[Stored records]
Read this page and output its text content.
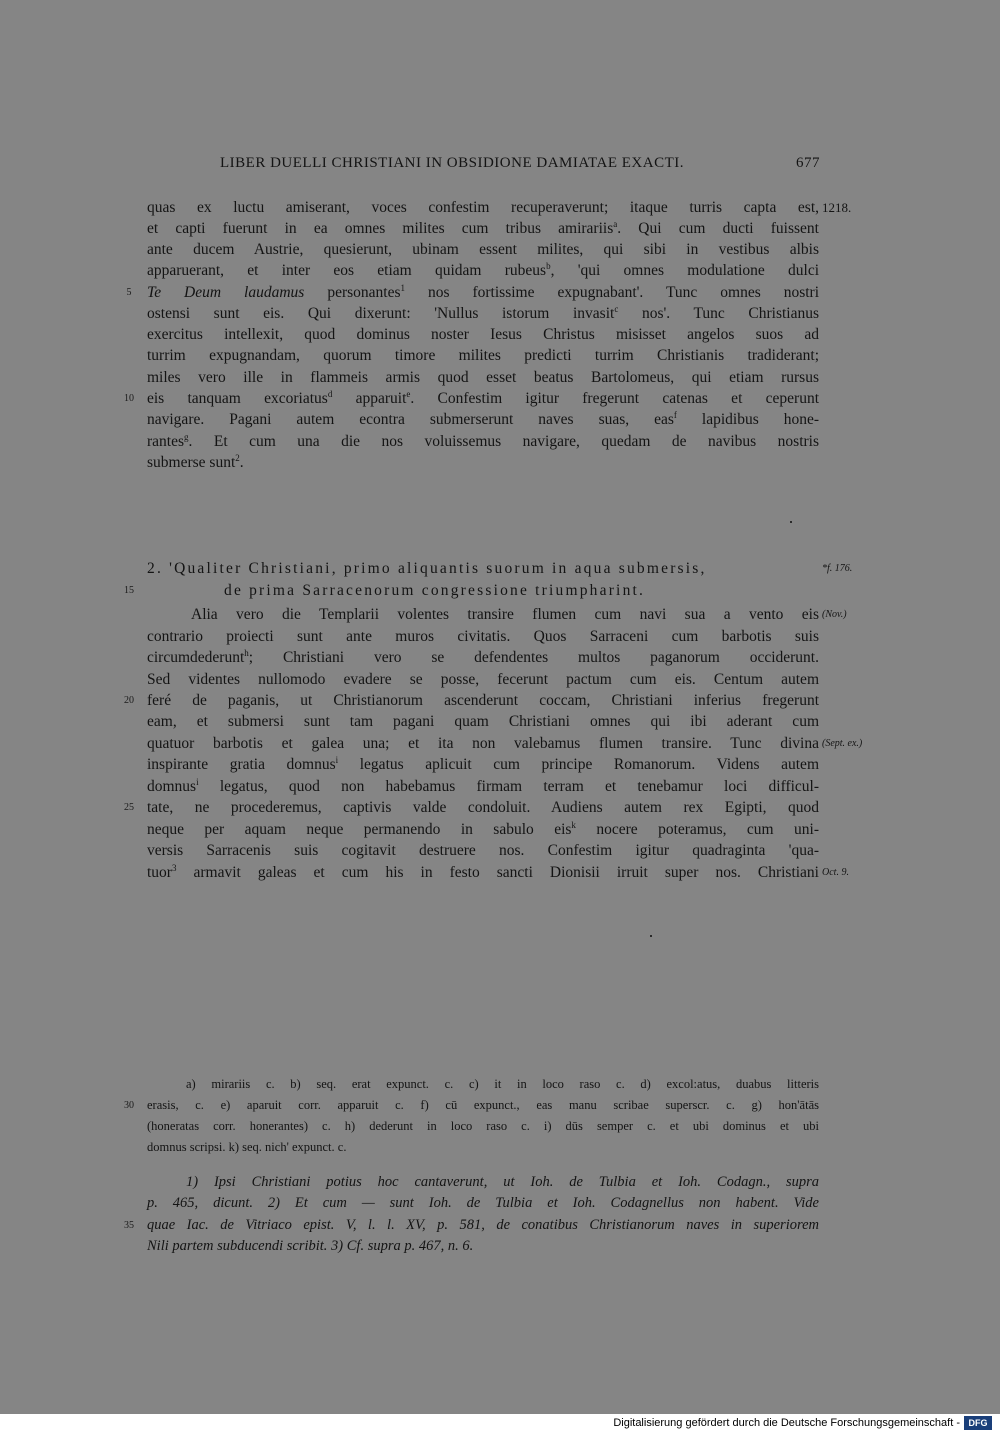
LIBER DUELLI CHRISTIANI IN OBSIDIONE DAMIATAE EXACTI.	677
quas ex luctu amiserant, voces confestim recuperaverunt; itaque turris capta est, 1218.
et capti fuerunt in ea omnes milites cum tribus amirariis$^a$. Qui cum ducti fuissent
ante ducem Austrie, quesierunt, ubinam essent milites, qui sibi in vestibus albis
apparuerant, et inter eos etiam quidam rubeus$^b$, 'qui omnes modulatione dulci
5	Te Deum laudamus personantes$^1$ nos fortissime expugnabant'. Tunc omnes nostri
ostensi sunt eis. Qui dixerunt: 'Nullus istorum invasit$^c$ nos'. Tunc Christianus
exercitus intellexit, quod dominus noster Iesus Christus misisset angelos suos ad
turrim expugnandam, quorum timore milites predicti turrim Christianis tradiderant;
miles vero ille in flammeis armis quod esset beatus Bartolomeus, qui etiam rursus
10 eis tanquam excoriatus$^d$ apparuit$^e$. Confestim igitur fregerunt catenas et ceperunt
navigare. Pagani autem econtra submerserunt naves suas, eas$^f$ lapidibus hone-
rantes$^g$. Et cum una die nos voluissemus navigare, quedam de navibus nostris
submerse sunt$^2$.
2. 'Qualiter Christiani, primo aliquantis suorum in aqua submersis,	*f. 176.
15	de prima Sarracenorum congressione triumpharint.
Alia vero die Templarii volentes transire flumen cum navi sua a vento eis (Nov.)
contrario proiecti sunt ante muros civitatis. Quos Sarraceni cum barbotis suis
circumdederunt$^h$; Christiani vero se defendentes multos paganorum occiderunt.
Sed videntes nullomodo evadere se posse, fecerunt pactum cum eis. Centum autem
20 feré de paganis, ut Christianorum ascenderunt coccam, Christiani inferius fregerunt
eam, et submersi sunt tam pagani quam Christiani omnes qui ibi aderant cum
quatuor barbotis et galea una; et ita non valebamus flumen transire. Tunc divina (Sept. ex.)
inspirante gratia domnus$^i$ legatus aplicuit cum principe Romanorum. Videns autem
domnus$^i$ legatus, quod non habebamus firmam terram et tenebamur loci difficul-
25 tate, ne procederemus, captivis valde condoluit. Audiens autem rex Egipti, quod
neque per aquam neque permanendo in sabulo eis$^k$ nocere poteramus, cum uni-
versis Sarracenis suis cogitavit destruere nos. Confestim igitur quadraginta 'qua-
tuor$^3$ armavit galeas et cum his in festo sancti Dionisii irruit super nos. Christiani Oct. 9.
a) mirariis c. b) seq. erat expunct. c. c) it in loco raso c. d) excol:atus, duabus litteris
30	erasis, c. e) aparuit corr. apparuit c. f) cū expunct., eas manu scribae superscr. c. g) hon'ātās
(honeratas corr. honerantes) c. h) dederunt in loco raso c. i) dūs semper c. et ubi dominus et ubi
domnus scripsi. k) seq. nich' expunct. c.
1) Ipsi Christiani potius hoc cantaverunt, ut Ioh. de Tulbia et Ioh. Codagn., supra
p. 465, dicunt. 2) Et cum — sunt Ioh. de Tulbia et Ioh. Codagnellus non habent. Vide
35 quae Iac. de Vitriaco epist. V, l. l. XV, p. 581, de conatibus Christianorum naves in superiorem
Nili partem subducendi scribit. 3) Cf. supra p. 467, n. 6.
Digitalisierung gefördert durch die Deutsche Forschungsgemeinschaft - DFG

-- Your task --
Identify the lines above that contain the word "domnus", then copy them.

-- Solution for this exercise --
inspirante gratia domnus$^i$ legatus aplicuit cum principe Romanorum. Videns autem
domnus$^i$ legatus, quod non habebamus firmam terram et tenebamur loci difficul-
domnus scripsi. k) seq. nich' expunct. c.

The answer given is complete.